* [Written request] Return the entries verbatim and drop every picture.

* [Data shown]
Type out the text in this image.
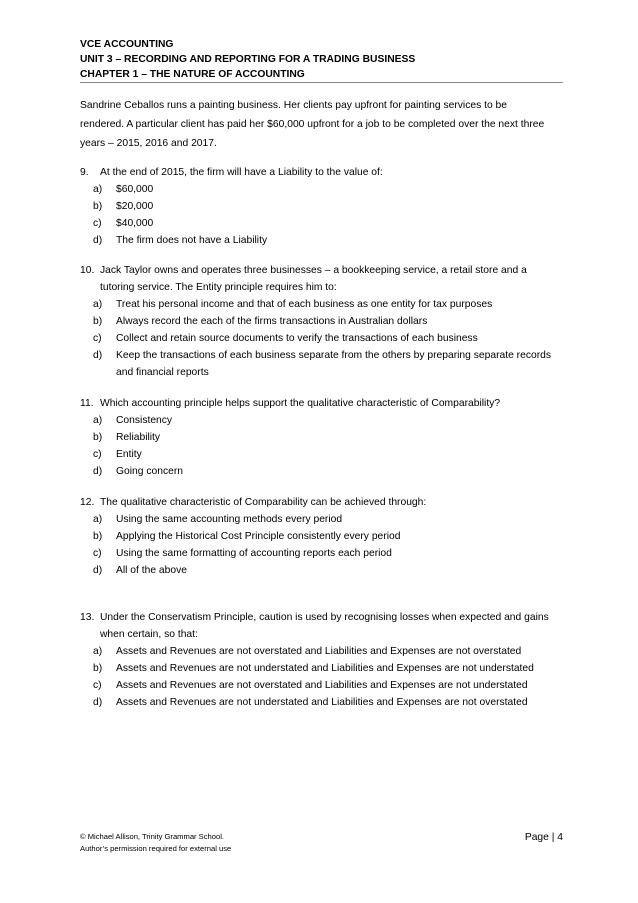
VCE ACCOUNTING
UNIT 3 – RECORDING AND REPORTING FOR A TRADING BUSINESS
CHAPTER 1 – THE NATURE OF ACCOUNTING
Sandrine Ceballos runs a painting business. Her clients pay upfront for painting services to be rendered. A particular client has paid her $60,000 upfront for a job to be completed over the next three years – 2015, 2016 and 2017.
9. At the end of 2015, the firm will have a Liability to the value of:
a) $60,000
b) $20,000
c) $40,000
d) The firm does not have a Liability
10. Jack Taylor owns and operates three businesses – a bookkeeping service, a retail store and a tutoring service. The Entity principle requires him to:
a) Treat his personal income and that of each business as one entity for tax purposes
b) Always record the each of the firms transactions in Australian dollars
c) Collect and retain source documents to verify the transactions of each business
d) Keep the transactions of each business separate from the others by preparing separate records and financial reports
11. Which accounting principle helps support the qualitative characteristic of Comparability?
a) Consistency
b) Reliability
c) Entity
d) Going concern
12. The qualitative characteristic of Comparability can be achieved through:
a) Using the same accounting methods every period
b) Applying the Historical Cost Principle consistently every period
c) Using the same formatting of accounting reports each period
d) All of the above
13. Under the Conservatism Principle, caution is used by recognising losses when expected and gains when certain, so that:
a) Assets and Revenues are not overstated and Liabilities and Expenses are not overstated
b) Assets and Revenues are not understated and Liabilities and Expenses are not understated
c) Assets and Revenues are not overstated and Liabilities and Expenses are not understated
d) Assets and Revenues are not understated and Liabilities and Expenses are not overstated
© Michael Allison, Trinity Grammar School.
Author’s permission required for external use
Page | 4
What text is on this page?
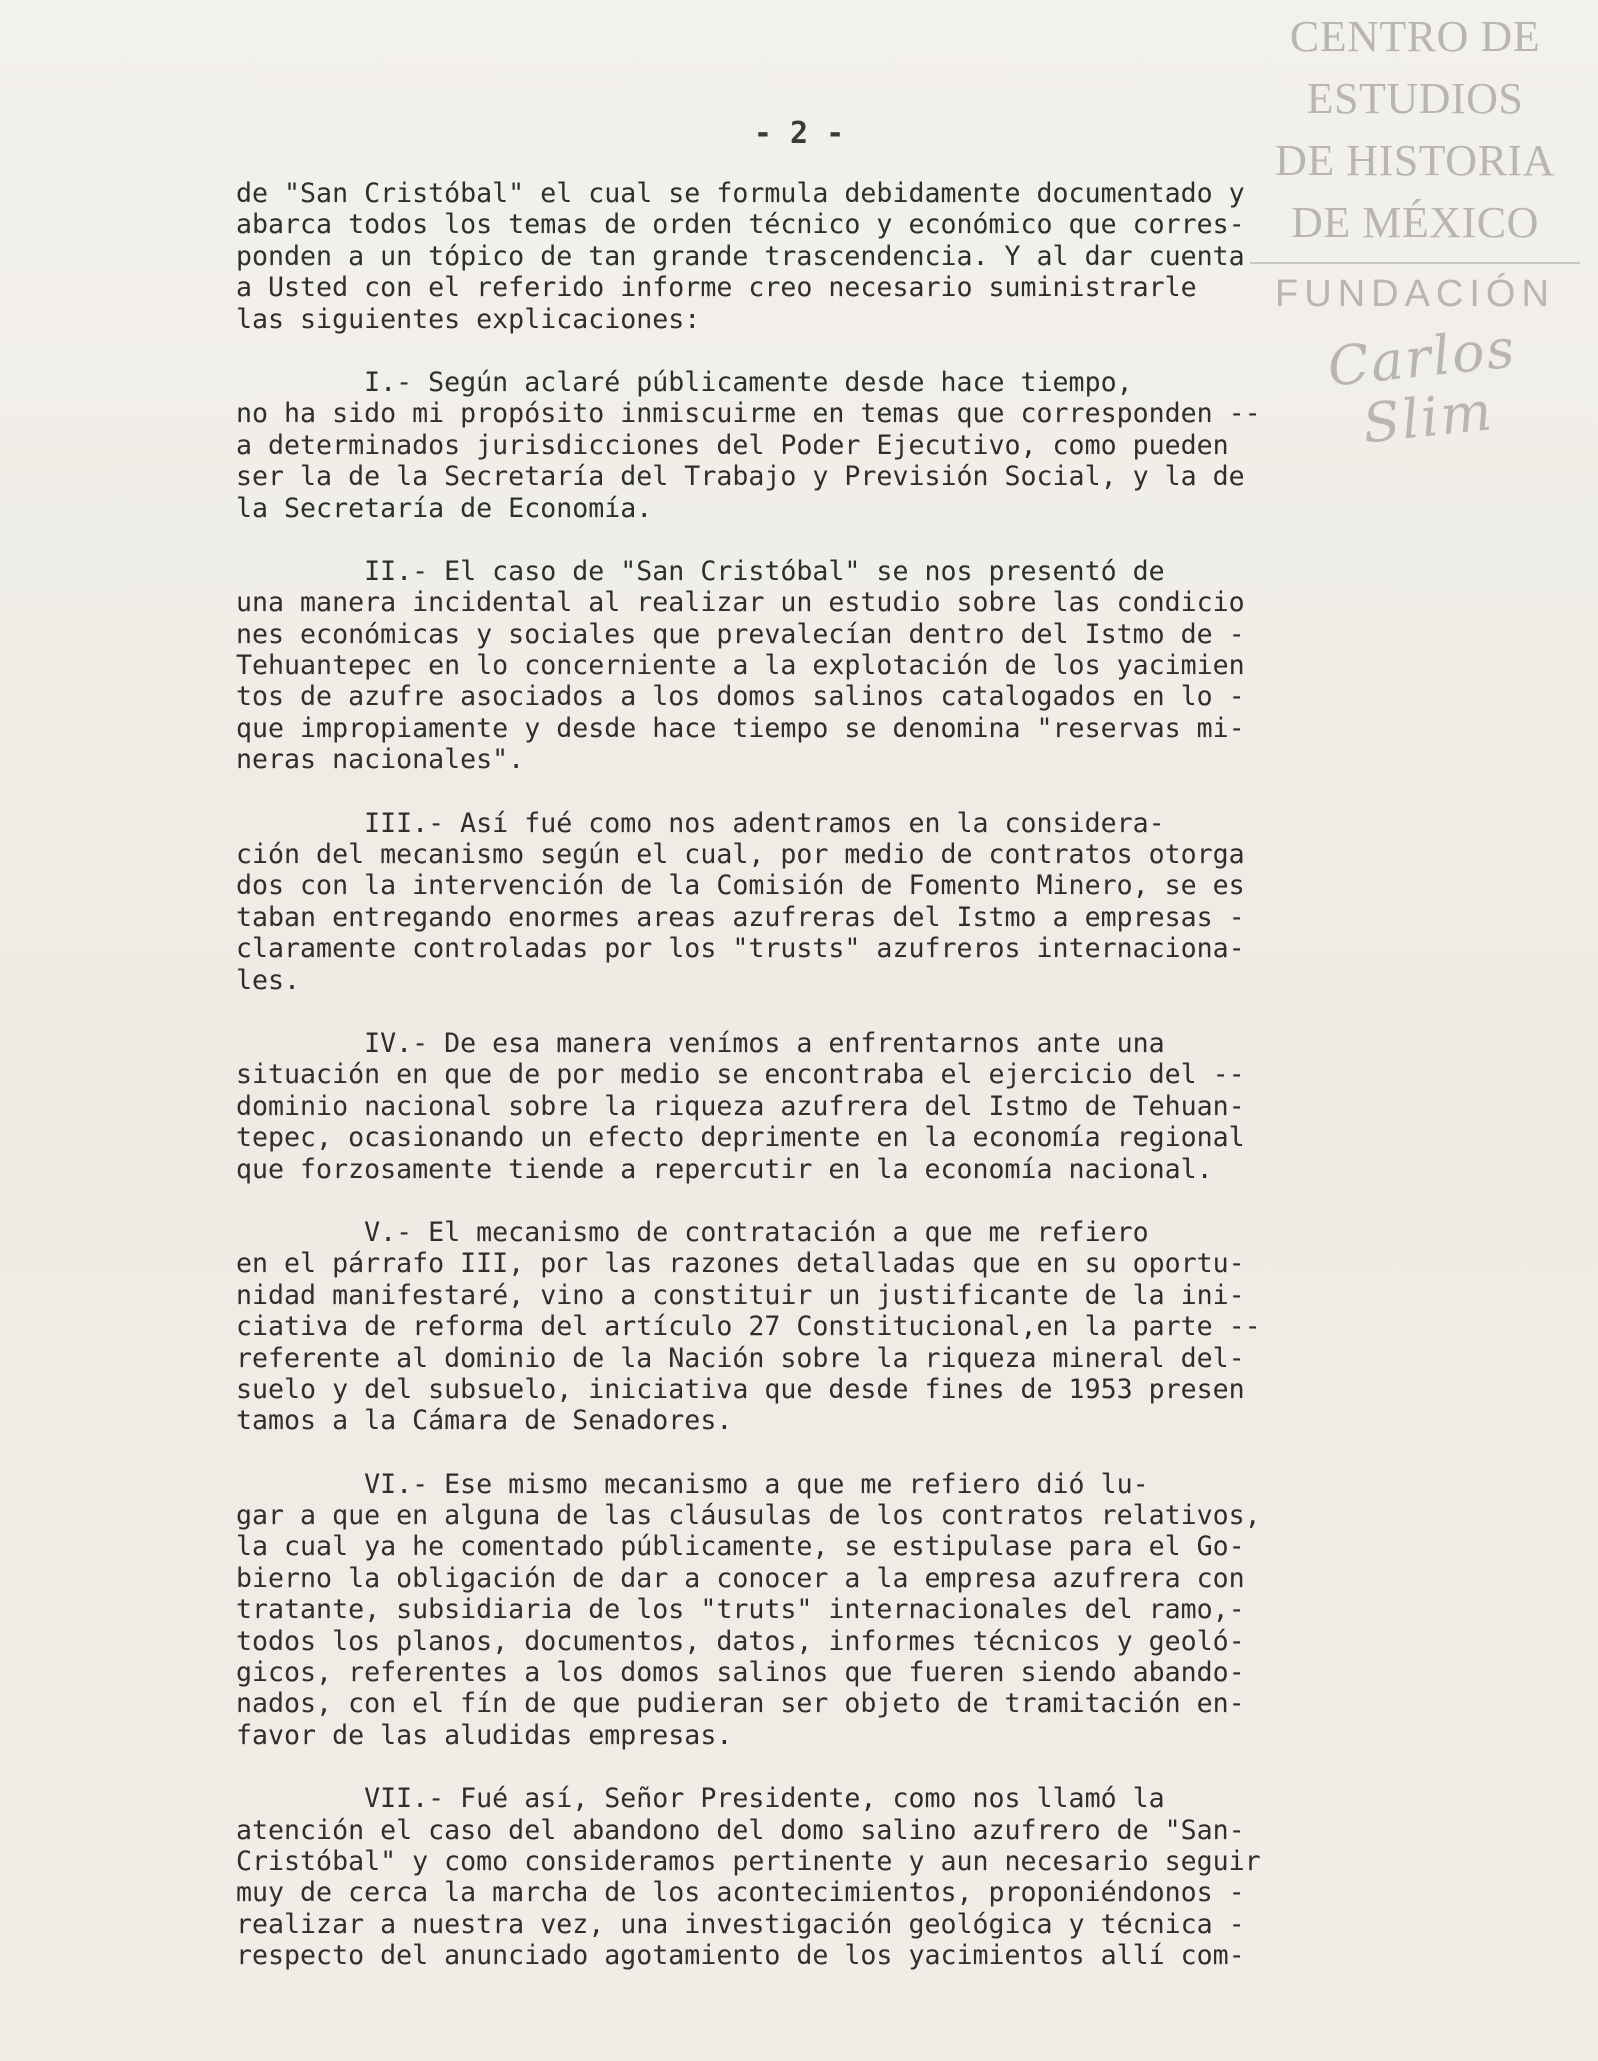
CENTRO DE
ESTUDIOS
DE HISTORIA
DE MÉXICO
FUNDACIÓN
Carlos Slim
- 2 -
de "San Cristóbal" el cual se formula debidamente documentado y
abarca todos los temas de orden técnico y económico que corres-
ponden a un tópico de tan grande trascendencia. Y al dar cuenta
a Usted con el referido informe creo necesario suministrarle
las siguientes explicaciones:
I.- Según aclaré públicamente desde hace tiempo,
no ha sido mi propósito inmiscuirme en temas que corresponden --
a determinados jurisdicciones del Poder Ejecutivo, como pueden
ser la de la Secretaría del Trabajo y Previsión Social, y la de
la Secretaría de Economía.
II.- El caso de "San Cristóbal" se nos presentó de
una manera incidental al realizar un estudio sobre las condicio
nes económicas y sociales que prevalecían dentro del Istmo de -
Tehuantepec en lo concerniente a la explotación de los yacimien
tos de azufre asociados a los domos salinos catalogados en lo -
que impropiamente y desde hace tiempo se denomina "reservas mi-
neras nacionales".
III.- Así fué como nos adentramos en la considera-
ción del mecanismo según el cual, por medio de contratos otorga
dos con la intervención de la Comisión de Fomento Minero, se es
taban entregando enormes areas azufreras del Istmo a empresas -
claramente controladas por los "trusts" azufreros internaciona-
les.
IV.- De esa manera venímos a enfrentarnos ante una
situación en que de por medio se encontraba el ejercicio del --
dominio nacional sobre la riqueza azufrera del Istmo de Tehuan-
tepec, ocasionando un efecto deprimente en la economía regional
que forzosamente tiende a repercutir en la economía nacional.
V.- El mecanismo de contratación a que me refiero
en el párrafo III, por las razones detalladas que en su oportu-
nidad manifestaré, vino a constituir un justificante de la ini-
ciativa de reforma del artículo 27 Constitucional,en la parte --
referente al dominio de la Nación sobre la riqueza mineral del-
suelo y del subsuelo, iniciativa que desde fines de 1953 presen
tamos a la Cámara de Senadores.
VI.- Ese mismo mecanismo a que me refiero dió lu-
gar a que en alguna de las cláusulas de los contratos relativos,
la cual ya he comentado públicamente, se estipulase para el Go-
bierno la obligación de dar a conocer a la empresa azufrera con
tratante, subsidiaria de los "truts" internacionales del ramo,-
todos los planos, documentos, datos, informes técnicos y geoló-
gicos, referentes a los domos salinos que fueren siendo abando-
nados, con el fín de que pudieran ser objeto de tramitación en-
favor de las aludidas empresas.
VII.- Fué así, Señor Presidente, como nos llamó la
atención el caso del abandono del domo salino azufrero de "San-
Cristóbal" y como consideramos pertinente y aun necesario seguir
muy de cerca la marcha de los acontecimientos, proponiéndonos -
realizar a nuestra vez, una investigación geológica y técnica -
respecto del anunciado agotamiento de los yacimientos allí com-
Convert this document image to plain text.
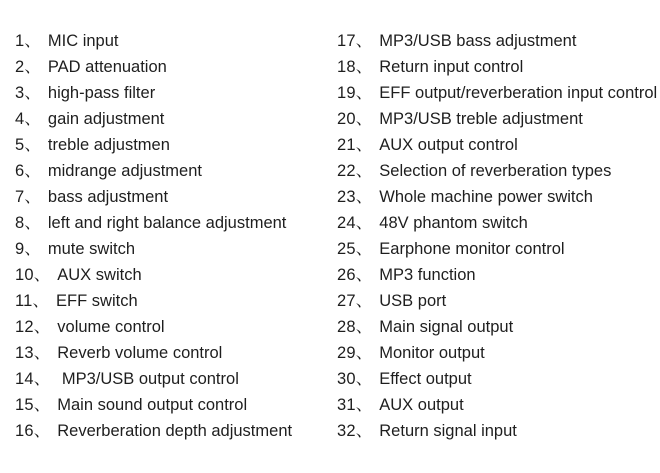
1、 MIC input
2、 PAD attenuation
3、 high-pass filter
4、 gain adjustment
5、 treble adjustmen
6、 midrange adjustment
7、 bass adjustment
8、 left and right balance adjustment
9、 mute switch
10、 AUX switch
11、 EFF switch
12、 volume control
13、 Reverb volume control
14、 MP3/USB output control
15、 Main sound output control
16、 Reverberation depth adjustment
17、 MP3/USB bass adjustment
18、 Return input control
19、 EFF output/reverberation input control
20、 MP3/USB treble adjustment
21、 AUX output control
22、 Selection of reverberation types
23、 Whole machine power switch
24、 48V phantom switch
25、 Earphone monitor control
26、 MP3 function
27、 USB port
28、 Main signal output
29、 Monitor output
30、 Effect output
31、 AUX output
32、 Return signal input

* [Answer to the problem]
Type out the text in this image.
VCE ACCOUNTING
UNIT 3 – RECORDING AND REPORTING FOR A TRADING BUSINESS
CHAPTER 1 – THE NATURE OF ACCOUNTING
Sandrine Ceballos runs a painting business. Her clients pay upfront for painting services to be rendered. A particular client has paid her $60,000 upfront for a job to be completed over the next three years – 2015, 2016 and 2017.
9. At the end of 2015, the firm will have a Liability to the value of:
a) $60,000
b) $20,000
c) $40,000
d) The firm does not have a Liability
10. Jack Taylor owns and operates three businesses – a bookkeeping service, a retail store and a tutoring service. The Entity principle requires him to:
a) Treat his personal income and that of each business as one entity for tax purposes
b) Always record the each of the firms transactions in Australian dollars
c) Collect and retain source documents to verify the transactions of each business
d) Keep the transactions of each business separate from the others by preparing separate records and financial reports
11. Which accounting principle helps support the qualitative characteristic of Comparability?
a) Consistency
b) Reliability
c) Entity
d) Going concern
12. The qualitative characteristic of Comparability can be achieved through:
a) Using the same accounting methods every period
b) Applying the Historical Cost Principle consistently every period
c) Using the same formatting of accounting reports each period
d) All of the above
13. Under the Conservatism Principle, caution is used by recognising losses when expected and gains when certain, so that:
a) Assets and Revenues are not overstated and Liabilities and Expenses are not overstated
b) Assets and Revenues are not understated and Liabilities and Expenses are not understated
c) Assets and Revenues are not overstated and Liabilities and Expenses are not understated
d) Assets and Revenues are not understated and Liabilities and Expenses are not overstated
© Michael Allison, Trinity Grammar School.
Author’s permission required for external use
Page | 4
What text is on this page?
CENTRO DE
ESTUDIOS
DE HISTORIA
DE MÉXICO
FUNDACIÓN
Carlos Slim
- 2 -
de "San Cristóbal" el cual se formula debidamente documentado y
abarca todos los temas de orden técnico y económico que corres-
ponden a un tópico de tan grande trascendencia. Y al dar cuenta
a Usted con el referido informe creo necesario suministrarle
las siguientes explicaciones:
I.- Según aclaré públicamente desde hace tiempo,
no ha sido mi propósito inmiscuirme en temas que corresponden --
a determinados jurisdicciones del Poder Ejecutivo, como pueden
ser la de la Secretaría del Trabajo y Previsión Social, y la de
la Secretaría de Economía.
II.- El caso de "San Cristóbal" se nos presentó de
una manera incidental al realizar un estudio sobre las condicio
nes económicas y sociales que prevalecían dentro del Istmo de -
Tehuantepec en lo concerniente a la explotación de los yacimien
tos de azufre asociados a los domos salinos catalogados en lo -
que impropiamente y desde hace tiempo se denomina "reservas mi-
neras nacionales".
III.- Así fué como nos adentramos en la considera-
ción del mecanismo según el cual, por medio de contratos otorga
dos con la intervención de la Comisión de Fomento Minero, se es
taban entregando enormes areas azufreras del Istmo a empresas -
claramente controladas por los "trusts" azufreros internaciona-
les.
IV.- De esa manera venímos a enfrentarnos ante una
situación en que de por medio se encontraba el ejercicio del --
dominio nacional sobre la riqueza azufrera del Istmo de Tehuan-
tepec, ocasionando un efecto deprimente en la economía regional
que forzosamente tiende a repercutir en la economía nacional.
V.- El mecanismo de contratación a que me refiero
en el párrafo III, por las razones detalladas que en su oportu-
nidad manifestaré, vino a constituir un justificante de la ini-
ciativa de reforma del artículo 27 Constitucional,en la parte --
referente al dominio de la Nación sobre la riqueza mineral del-
suelo y del subsuelo, iniciativa que desde fines de 1953 presen
tamos a la Cámara de Senadores.
VI.- Ese mismo mecanismo a que me refiero dió lu-
gar a que en alguna de las cláusulas de los contratos relativos,
la cual ya he comentado públicamente, se estipulase para el Go-
bierno la obligación de dar a conocer a la empresa azufrera con
tratante, subsidiaria de los "truts" internacionales del ramo,-
todos los planos, documentos, datos, informes técnicos y geoló-
gicos, referentes a los domos salinos que fueren siendo abando-
nados, con el fín de que pudieran ser objeto de tramitación en-
favor de las aludidas empresas.
VII.- Fué así, Señor Presidente, como nos llamó la
atención el caso del abandono del domo salino azufrero de "San-
Cristóbal" y como consideramos pertinente y aun necesario seguir
muy de cerca la marcha de los acontecimientos, proponiéndonos -
realizar a nuestra vez, una investigación geológica y técnica -
respecto del anunciado agotamiento de los yacimientos allí com-
Convert this document image to plain text.
1、 MIC input
2、 PAD attenuation
3、 high-pass filter
4、 gain adjustment
5、 treble adjustmen
6、 midrange adjustment
7、 bass adjustment
8、 left and right balance adjustment
9、 mute switch
10、 AUX switch
11、 EFF switch
12、 volume control
13、 Reverb volume control
14、 MP3/USB output control
15、 Main sound output control
16、 Reverberation depth adjustment
17、 MP3/USB bass adjustment
18、 Return input control
19、 EFF output/reverberation input control
20、 MP3/USB treble adjustment
21、 AUX output control
22、 Selection of reverberation types
23、 Whole machine power switch
24、 48V phantom switch
25、 Earphone monitor control
26、 MP3 function
27、 USB port
28、 Main signal output
29、 Monitor output
30、 Effect output
31、 AUX output
32、 Return signal input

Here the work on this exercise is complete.